## Task directions
Please copy out all of the data below word for word, without the pictures.

## Supplied records

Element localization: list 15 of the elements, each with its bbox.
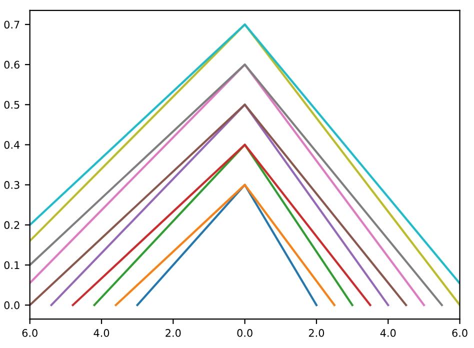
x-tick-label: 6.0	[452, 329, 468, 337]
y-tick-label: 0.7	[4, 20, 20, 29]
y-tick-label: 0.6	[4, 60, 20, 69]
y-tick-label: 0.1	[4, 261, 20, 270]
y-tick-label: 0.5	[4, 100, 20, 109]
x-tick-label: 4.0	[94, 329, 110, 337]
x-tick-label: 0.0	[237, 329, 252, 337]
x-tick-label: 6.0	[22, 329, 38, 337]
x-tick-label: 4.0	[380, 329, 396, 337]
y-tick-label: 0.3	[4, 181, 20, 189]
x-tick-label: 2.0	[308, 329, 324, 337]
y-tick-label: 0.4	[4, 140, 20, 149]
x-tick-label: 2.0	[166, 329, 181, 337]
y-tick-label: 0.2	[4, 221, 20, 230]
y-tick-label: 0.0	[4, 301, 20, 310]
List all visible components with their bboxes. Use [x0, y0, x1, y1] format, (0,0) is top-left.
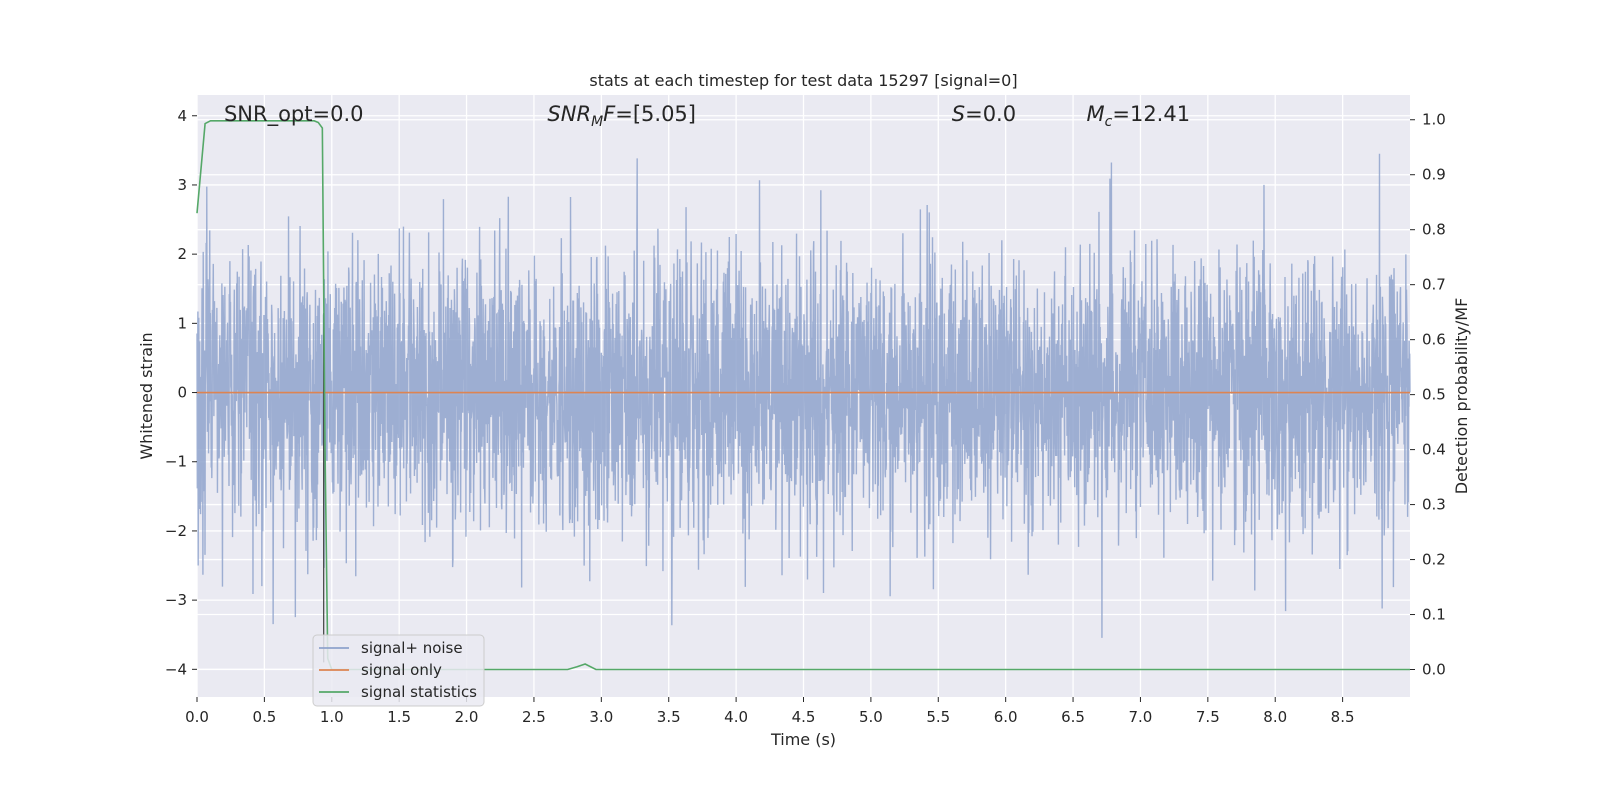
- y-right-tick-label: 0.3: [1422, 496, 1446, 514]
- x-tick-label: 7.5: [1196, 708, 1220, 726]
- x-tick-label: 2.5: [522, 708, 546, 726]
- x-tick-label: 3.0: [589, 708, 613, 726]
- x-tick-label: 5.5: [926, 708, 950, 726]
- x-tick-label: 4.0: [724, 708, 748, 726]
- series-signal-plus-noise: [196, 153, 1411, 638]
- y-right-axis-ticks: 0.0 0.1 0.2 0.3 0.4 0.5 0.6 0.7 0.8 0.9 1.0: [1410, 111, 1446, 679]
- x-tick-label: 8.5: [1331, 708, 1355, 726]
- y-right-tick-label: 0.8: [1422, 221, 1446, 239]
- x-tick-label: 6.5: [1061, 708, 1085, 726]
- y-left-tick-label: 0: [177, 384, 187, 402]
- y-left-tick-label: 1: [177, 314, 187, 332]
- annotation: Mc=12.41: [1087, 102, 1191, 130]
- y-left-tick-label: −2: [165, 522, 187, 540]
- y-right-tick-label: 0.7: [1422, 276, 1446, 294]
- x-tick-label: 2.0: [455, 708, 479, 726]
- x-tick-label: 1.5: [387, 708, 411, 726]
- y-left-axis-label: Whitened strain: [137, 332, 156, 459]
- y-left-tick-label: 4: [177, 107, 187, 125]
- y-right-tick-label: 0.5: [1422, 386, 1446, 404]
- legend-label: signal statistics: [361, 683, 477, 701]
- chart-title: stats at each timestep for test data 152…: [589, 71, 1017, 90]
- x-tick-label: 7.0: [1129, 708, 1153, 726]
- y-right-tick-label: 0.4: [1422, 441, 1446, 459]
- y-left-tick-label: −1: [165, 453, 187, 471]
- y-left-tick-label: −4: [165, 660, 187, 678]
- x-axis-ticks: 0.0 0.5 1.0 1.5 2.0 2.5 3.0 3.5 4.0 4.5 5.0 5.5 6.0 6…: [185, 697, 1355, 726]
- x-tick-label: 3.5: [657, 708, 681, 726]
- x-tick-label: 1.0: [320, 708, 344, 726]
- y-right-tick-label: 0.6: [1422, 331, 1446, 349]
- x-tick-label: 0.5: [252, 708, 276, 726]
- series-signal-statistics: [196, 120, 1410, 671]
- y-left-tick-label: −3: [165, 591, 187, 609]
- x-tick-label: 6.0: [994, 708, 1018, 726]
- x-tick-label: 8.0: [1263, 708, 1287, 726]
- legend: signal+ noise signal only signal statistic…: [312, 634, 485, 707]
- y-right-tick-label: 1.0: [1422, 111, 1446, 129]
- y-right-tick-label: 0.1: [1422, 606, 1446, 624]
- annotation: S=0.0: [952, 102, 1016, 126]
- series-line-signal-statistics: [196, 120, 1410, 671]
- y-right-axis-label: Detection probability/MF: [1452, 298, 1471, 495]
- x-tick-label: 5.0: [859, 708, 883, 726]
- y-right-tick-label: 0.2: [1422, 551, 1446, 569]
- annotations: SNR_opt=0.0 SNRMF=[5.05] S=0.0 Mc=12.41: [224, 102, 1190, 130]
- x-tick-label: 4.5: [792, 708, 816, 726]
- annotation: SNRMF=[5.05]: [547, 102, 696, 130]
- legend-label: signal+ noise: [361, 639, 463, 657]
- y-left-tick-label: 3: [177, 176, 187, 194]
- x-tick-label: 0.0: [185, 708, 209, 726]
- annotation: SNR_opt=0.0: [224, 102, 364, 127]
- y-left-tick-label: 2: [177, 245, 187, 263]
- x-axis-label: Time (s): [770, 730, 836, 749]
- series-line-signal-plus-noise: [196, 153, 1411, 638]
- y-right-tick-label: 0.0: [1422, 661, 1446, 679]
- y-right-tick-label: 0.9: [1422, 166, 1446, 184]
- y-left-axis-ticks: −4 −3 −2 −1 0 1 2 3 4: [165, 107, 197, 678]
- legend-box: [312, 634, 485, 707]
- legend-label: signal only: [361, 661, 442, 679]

## Written solution
Element localization: list 15 of the elements, each with its bbox.
x-tick-label: 6.0	[452, 329, 468, 337]
y-tick-label: 0.7	[4, 20, 20, 29]
y-tick-label: 0.6	[4, 60, 20, 69]
y-tick-label: 0.1	[4, 261, 20, 270]
y-tick-label: 0.5	[4, 100, 20, 109]
x-tick-label: 4.0	[94, 329, 110, 337]
x-tick-label: 0.0	[237, 329, 252, 337]
x-tick-label: 6.0	[22, 329, 38, 337]
x-tick-label: 4.0	[380, 329, 396, 337]
y-tick-label: 0.3	[4, 181, 20, 189]
x-tick-label: 2.0	[308, 329, 324, 337]
y-tick-label: 0.4	[4, 140, 20, 149]
x-tick-label: 2.0	[166, 329, 181, 337]
y-tick-label: 0.2	[4, 221, 20, 230]
y-tick-label: 0.0	[4, 301, 20, 310]
List all visible components with their bboxes. Use [x0, y0, x1, y1] format, (0,0) is top-left.
- y-right-tick-label: 0.3: [1422, 496, 1446, 514]
- x-tick-label: 7.5: [1196, 708, 1220, 726]
- x-tick-label: 2.5: [522, 708, 546, 726]
- x-tick-label: 3.0: [589, 708, 613, 726]
- x-tick-label: 5.5: [926, 708, 950, 726]
- x-tick-label: 4.0: [724, 708, 748, 726]
- series-signal-plus-noise: [196, 153, 1411, 638]
- y-right-axis-ticks: 0.0 0.1 0.2 0.3 0.4 0.5 0.6 0.7 0.8 0.9 1.0: [1410, 111, 1446, 679]
- x-tick-label: 8.5: [1331, 708, 1355, 726]
- y-right-tick-label: 0.8: [1422, 221, 1446, 239]
- x-tick-label: 6.5: [1061, 708, 1085, 726]
- y-left-tick-label: 0: [177, 384, 187, 402]
- y-left-tick-label: 1: [177, 314, 187, 332]
- annotation: Mc=12.41: [1087, 102, 1191, 130]
- y-left-tick-label: −2: [165, 522, 187, 540]
- y-right-tick-label: 0.7: [1422, 276, 1446, 294]
- x-tick-label: 2.0: [455, 708, 479, 726]
- x-tick-label: 1.5: [387, 708, 411, 726]
- y-left-axis-label: Whitened strain: [137, 332, 156, 459]
- y-left-tick-label: 4: [177, 107, 187, 125]
- y-right-tick-label: 0.5: [1422, 386, 1446, 404]
- legend-label: signal statistics: [361, 683, 477, 701]
- chart-title: stats at each timestep for test data 152…: [589, 71, 1017, 90]
- x-tick-label: 7.0: [1129, 708, 1153, 726]
- y-right-tick-label: 0.4: [1422, 441, 1446, 459]
- y-left-tick-label: −1: [165, 453, 187, 471]
- y-left-tick-label: −4: [165, 660, 187, 678]
- x-axis-ticks: 0.0 0.5 1.0 1.5 2.0 2.5 3.0 3.5 4.0 4.5 5.0 5.5 6.0 6…: [185, 697, 1355, 726]
- x-tick-label: 3.5: [657, 708, 681, 726]
- x-tick-label: 1.0: [320, 708, 344, 726]
- y-right-tick-label: 0.6: [1422, 331, 1446, 349]
- x-tick-label: 0.5: [252, 708, 276, 726]
- series-signal-statistics: [196, 120, 1410, 671]
- y-left-tick-label: −3: [165, 591, 187, 609]
- x-tick-label: 6.0: [994, 708, 1018, 726]
- x-tick-label: 8.0: [1263, 708, 1287, 726]
- legend: signal+ noise signal only signal statistic…: [312, 634, 485, 707]
- y-right-tick-label: 1.0: [1422, 111, 1446, 129]
- y-right-tick-label: 0.1: [1422, 606, 1446, 624]
- annotation: S=0.0: [952, 102, 1016, 126]
- series-line-signal-statistics: [196, 120, 1410, 671]
- y-right-axis-label: Detection probability/MF: [1452, 298, 1471, 495]
- x-tick-label: 5.0: [859, 708, 883, 726]
- y-right-tick-label: 0.2: [1422, 551, 1446, 569]
- annotations: SNR_opt=0.0 SNRMF=[5.05] S=0.0 Mc=12.41: [224, 102, 1190, 130]
- x-tick-label: 4.5: [792, 708, 816, 726]
- annotation: SNRMF=[5.05]: [547, 102, 696, 130]
- legend-label: signal+ noise: [361, 639, 463, 657]
- y-left-tick-label: 3: [177, 176, 187, 194]
- x-tick-label: 0.0: [185, 708, 209, 726]
- annotation: SNR_opt=0.0: [224, 102, 364, 127]
- y-left-tick-label: 2: [177, 245, 187, 263]
- x-axis-label: Time (s): [770, 730, 836, 749]
- series-line-signal-plus-noise: [196, 153, 1411, 638]
- y-right-tick-label: 0.0: [1422, 661, 1446, 679]
- y-right-tick-label: 0.9: [1422, 166, 1446, 184]
- y-left-axis-ticks: −4 −3 −2 −1 0 1 2 3 4: [165, 107, 197, 678]
- legend-box: [312, 634, 485, 707]
- legend-label: signal only: [361, 661, 442, 679]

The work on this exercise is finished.